TASK:
Return the records, each one exactly as written.

TASK DATA:
==*==
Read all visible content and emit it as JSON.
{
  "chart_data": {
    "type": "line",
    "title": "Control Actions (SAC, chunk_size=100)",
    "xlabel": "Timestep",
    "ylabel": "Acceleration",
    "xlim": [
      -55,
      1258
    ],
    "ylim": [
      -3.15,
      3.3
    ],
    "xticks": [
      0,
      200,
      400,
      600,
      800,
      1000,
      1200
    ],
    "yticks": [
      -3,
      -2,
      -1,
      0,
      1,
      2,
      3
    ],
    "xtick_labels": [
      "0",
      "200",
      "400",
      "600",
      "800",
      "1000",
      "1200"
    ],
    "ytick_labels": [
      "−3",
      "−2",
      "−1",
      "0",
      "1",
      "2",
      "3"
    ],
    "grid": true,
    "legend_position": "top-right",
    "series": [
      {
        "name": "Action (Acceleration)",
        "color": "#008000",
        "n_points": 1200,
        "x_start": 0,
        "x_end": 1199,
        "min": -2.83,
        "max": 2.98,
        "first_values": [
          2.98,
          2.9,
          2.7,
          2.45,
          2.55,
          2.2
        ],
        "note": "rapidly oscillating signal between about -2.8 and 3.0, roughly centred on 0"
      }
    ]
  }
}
==*==
SOLVED EXERCISE:
Read all visible content and emit it as JSON.
{
  "chart_data": {
    "type": "line",
    "title": "Control Actions (SAC, chunk_size=100)",
    "xlabel": "Timestep",
    "ylabel": "Acceleration",
    "xlim": [
      -55,
      1258
    ],
    "ylim": [
      -3.15,
      3.3
    ],
    "xticks": [
      0,
      200,
      400,
      600,
      800,
      1000,
      1200
    ],
    "yticks": [
      -3,
      -2,
      -1,
      0,
      1,
      2,
      3
    ],
    "xtick_labels": [
      "0",
      "200",
      "400",
      "600",
      "800",
      "1000",
      "1200"
    ],
    "ytick_labels": [
      "−3",
      "−2",
      "−1",
      "0",
      "1",
      "2",
      "3"
    ],
    "grid": true,
    "legend_position": "top-right",
    "series": [
      {
        "name": "Action (Acceleration)",
        "color": "#008000",
        "n_points": 1200,
        "x_start": 0,
        "x_end": 1199,
        "min": -2.83,
        "max": 2.98,
        "first_values": [
          2.98,
          2.9,
          2.7,
          2.45,
          2.55,
          2.2
        ],
        "note": "rapidly oscillating signal between about -2.8 and 3.0, roughly centred on 0"
      }
    ]
  }
}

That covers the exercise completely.